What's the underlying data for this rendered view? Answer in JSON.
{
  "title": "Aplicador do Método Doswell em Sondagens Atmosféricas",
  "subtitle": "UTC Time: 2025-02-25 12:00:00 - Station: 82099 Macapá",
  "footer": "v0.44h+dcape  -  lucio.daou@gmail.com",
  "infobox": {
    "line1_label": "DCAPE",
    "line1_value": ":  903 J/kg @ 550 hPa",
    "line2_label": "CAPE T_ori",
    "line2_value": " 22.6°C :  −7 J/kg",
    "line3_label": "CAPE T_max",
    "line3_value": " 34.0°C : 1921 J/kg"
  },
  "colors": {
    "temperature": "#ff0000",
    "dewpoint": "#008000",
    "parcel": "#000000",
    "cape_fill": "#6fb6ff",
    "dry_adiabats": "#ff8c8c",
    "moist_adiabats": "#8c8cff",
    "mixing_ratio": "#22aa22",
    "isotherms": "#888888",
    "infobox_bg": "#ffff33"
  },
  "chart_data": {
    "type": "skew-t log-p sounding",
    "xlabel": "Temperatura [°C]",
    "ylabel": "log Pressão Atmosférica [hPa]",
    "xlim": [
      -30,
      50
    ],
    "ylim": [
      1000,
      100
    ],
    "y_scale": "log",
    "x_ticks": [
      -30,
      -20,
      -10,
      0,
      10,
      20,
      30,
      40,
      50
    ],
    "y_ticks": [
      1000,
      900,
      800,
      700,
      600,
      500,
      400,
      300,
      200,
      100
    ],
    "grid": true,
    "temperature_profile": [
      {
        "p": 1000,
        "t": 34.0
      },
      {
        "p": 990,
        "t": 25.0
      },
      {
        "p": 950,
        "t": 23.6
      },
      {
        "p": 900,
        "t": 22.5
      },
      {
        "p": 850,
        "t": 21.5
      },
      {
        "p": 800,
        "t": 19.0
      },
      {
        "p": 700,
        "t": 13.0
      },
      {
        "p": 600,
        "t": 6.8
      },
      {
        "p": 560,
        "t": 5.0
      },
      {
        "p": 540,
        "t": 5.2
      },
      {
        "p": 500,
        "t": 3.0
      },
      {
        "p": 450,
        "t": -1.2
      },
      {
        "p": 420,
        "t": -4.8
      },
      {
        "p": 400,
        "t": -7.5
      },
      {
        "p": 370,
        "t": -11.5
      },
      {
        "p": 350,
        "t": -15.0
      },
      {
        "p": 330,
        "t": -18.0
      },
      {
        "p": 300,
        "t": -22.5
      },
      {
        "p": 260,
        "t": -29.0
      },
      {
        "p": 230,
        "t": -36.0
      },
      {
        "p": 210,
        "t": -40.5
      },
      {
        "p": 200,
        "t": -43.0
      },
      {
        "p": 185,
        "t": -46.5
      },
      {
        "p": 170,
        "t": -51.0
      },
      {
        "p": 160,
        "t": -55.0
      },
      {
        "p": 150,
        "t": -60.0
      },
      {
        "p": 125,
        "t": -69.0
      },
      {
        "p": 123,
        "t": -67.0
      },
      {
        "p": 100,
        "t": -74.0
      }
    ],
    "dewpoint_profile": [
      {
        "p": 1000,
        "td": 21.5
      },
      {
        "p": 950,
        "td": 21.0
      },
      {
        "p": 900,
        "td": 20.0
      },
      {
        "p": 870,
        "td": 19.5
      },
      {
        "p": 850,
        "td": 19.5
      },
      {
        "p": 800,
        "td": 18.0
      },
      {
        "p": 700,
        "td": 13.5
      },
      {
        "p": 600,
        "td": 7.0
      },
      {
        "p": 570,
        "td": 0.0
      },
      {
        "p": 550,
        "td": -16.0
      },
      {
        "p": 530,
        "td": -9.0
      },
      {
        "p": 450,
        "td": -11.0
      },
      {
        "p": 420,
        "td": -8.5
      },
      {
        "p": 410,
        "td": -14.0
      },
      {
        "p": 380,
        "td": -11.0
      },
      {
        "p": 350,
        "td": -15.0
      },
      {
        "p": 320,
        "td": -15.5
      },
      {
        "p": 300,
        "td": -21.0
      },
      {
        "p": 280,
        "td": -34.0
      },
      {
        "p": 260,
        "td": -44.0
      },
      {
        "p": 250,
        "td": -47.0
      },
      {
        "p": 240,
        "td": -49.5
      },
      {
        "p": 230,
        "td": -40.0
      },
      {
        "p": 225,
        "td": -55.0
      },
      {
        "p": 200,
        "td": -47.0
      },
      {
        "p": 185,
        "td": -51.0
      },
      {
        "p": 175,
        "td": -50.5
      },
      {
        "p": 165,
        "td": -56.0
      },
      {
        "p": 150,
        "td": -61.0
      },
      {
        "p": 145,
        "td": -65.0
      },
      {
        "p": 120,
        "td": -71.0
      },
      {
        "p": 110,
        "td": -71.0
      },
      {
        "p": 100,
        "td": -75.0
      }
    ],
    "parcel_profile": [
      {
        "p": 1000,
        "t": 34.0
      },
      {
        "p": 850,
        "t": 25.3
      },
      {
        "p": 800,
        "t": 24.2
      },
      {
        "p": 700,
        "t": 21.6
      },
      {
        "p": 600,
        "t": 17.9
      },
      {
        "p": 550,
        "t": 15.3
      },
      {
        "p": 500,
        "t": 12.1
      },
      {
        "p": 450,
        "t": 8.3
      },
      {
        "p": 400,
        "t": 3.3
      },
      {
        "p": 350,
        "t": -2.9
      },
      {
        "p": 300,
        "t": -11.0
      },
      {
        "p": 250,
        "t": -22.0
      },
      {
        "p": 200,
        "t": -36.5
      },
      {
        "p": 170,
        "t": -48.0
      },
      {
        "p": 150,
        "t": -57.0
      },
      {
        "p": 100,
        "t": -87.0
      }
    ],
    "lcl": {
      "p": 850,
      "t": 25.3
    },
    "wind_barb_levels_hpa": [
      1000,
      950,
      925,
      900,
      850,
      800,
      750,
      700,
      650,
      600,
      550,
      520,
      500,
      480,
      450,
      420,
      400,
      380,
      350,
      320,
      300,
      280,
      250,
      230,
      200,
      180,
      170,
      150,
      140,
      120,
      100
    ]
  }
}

* * *

Requirement »
Repeat the entries exactly, all of them.

Task result »
What's the underlying data for this rendered view? Answer in JSON.
{
  "title": "Aplicador do Método Doswell em Sondagens Atmosféricas",
  "subtitle": "UTC Time: 2025-02-25 12:00:00 - Station: 82099 Macapá",
  "footer": "v0.44h+dcape  -  lucio.daou@gmail.com",
  "infobox": {
    "line1_label": "DCAPE",
    "line1_value": ":  903 J/kg @ 550 hPa",
    "line2_label": "CAPE T_ori",
    "line2_value": " 22.6°C :  −7 J/kg",
    "line3_label": "CAPE T_max",
    "line3_value": " 34.0°C : 1921 J/kg"
  },
  "colors": {
    "temperature": "#ff0000",
    "dewpoint": "#008000",
    "parcel": "#000000",
    "cape_fill": "#6fb6ff",
    "dry_adiabats": "#ff8c8c",
    "moist_adiabats": "#8c8cff",
    "mixing_ratio": "#22aa22",
    "isotherms": "#888888",
    "infobox_bg": "#ffff33"
  },
  "chart_data": {
    "type": "skew-t log-p sounding",
    "xlabel": "Temperatura [°C]",
    "ylabel": "log Pressão Atmosférica [hPa]",
    "xlim": [
      -30,
      50
    ],
    "ylim": [
      1000,
      100
    ],
    "y_scale": "log",
    "x_ticks": [
      -30,
      -20,
      -10,
      0,
      10,
      20,
      30,
      40,
      50
    ],
    "y_ticks": [
      1000,
      900,
      800,
      700,
      600,
      500,
      400,
      300,
      200,
      100
    ],
    "grid": true,
    "temperature_profile": [
      {
        "p": 1000,
        "t": 34.0
      },
      {
        "p": 990,
        "t": 25.0
      },
      {
        "p": 950,
        "t": 23.6
      },
      {
        "p": 900,
        "t": 22.5
      },
      {
        "p": 850,
        "t": 21.5
      },
      {
        "p": 800,
        "t": 19.0
      },
      {
        "p": 700,
        "t": 13.0
      },
      {
        "p": 600,
        "t": 6.8
      },
      {
        "p": 560,
        "t": 5.0
      },
      {
        "p": 540,
        "t": 5.2
      },
      {
        "p": 500,
        "t": 3.0
      },
      {
        "p": 450,
        "t": -1.2
      },
      {
        "p": 420,
        "t": -4.8
      },
      {
        "p": 400,
        "t": -7.5
      },
      {
        "p": 370,
        "t": -11.5
      },
      {
        "p": 350,
        "t": -15.0
      },
      {
        "p": 330,
        "t": -18.0
      },
      {
        "p": 300,
        "t": -22.5
      },
      {
        "p": 260,
        "t": -29.0
      },
      {
        "p": 230,
        "t": -36.0
      },
      {
        "p": 210,
        "t": -40.5
      },
      {
        "p": 200,
        "t": -43.0
      },
      {
        "p": 185,
        "t": -46.5
      },
      {
        "p": 170,
        "t": -51.0
      },
      {
        "p": 160,
        "t": -55.0
      },
      {
        "p": 150,
        "t": -60.0
      },
      {
        "p": 125,
        "t": -69.0
      },
      {
        "p": 123,
        "t": -67.0
      },
      {
        "p": 100,
        "t": -74.0
      }
    ],
    "dewpoint_profile": [
      {
        "p": 1000,
        "td": 21.5
      },
      {
        "p": 950,
        "td": 21.0
      },
      {
        "p": 900,
        "td": 20.0
      },
      {
        "p": 870,
        "td": 19.5
      },
      {
        "p": 850,
        "td": 19.5
      },
      {
        "p": 800,
        "td": 18.0
      },
      {
        "p": 700,
        "td": 13.5
      },
      {
        "p": 600,
        "td": 7.0
      },
      {
        "p": 570,
        "td": 0.0
      },
      {
        "p": 550,
        "td": -16.0
      },
      {
        "p": 530,
        "td": -9.0
      },
      {
        "p": 450,
        "td": -11.0
      },
      {
        "p": 420,
        "td": -8.5
      },
      {
        "p": 410,
        "td": -14.0
      },
      {
        "p": 380,
        "td": -11.0
      },
      {
        "p": 350,
        "td": -15.0
      },
      {
        "p": 320,
        "td": -15.5
      },
      {
        "p": 300,
        "td": -21.0
      },
      {
        "p": 280,
        "td": -34.0
      },
      {
        "p": 260,
        "td": -44.0
      },
      {
        "p": 250,
        "td": -47.0
      },
      {
        "p": 240,
        "td": -49.5
      },
      {
        "p": 230,
        "td": -40.0
      },
      {
        "p": 225,
        "td": -55.0
      },
      {
        "p": 200,
        "td": -47.0
      },
      {
        "p": 185,
        "td": -51.0
      },
      {
        "p": 175,
        "td": -50.5
      },
      {
        "p": 165,
        "td": -56.0
      },
      {
        "p": 150,
        "td": -61.0
      },
      {
        "p": 145,
        "td": -65.0
      },
      {
        "p": 120,
        "td": -71.0
      },
      {
        "p": 110,
        "td": -71.0
      },
      {
        "p": 100,
        "td": -75.0
      }
    ],
    "parcel_profile": [
      {
        "p": 1000,
        "t": 34.0
      },
      {
        "p": 850,
        "t": 25.3
      },
      {
        "p": 800,
        "t": 24.2
      },
      {
        "p": 700,
        "t": 21.6
      },
      {
        "p": 600,
        "t": 17.9
      },
      {
        "p": 550,
        "t": 15.3
      },
      {
        "p": 500,
        "t": 12.1
      },
      {
        "p": 450,
        "t": 8.3
      },
      {
        "p": 400,
        "t": 3.3
      },
      {
        "p": 350,
        "t": -2.9
      },
      {
        "p": 300,
        "t": -11.0
      },
      {
        "p": 250,
        "t": -22.0
      },
      {
        "p": 200,
        "t": -36.5
      },
      {
        "p": 170,
        "t": -48.0
      },
      {
        "p": 150,
        "t": -57.0
      },
      {
        "p": 100,
        "t": -87.0
      }
    ],
    "lcl": {
      "p": 850,
      "t": 25.3
    },
    "wind_barb_levels_hpa": [
      1000,
      950,
      925,
      900,
      850,
      800,
      750,
      700,
      650,
      600,
      550,
      520,
      500,
      480,
      450,
      420,
      400,
      380,
      350,
      320,
      300,
      280,
      250,
      230,
      200,
      180,
      170,
      150,
      140,
      120,
      100
    ]
  }
}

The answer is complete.